Write out the data below as a numbered list, from its first line through the line containing "fahrenheit-label-87: 87°F <box>2042", and skip any blank lines.

** start **

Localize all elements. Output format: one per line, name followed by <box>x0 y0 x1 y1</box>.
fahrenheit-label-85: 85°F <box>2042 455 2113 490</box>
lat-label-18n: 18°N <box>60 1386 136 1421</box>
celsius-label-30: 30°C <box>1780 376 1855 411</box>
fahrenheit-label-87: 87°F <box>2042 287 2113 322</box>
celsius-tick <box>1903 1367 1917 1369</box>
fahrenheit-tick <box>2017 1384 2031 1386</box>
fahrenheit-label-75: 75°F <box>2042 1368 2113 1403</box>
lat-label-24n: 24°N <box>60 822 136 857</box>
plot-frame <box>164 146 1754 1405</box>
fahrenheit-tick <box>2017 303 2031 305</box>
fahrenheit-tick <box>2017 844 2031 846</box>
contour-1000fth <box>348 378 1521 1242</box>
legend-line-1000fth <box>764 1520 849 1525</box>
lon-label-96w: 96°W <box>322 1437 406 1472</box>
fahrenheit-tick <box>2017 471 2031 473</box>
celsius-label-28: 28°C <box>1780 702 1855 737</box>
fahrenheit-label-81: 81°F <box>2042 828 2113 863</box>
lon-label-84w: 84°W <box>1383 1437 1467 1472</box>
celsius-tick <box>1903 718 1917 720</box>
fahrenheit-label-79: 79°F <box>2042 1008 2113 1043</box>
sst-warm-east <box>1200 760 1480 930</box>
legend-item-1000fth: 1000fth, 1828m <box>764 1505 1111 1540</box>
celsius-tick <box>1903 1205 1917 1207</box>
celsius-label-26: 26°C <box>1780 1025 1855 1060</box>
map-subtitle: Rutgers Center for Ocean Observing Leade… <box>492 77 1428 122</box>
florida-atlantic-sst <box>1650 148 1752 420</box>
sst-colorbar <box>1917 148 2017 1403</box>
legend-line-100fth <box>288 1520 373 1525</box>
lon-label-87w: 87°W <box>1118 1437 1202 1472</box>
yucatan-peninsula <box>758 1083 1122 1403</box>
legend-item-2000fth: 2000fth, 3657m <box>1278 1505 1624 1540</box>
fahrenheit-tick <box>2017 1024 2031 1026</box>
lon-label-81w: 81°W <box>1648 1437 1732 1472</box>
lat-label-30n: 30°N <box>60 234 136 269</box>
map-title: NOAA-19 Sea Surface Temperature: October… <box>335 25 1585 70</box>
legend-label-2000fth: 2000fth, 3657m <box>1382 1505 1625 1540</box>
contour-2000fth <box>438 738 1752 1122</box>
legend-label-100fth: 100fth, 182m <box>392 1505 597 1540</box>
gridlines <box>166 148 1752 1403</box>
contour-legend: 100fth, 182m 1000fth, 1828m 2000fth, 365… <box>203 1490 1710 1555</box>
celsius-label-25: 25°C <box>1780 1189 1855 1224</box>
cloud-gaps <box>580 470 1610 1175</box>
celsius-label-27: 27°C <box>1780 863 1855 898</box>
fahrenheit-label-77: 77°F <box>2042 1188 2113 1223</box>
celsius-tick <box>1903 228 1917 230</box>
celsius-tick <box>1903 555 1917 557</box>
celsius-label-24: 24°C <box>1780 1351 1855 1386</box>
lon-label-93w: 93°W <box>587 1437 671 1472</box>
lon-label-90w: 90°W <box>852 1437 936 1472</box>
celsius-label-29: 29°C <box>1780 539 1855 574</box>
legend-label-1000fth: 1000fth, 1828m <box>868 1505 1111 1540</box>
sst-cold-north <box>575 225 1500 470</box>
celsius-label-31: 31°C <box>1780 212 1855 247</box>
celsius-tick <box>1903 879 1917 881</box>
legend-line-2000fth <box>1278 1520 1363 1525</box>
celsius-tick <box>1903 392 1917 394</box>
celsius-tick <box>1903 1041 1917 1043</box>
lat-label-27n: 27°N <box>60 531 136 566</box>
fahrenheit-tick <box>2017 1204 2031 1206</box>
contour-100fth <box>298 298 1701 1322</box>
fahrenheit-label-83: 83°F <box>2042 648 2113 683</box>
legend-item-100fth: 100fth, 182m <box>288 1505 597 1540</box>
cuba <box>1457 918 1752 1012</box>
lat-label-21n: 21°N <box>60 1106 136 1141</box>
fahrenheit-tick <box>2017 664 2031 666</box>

** end **

▶ **Solved problem**:
1. Localize all elements. Output format: one per line, name followed by <box>x0 y0 x1 y1</box>.
2. fahrenheit-label-85: 85°F <box>2042 455 2113 490</box>
3. lat-label-18n: 18°N <box>60 1386 136 1421</box>
4. celsius-label-30: 30°C <box>1780 376 1855 411</box>
5. fahrenheit-label-87: 87°F <box>2042 287 2113 322</box>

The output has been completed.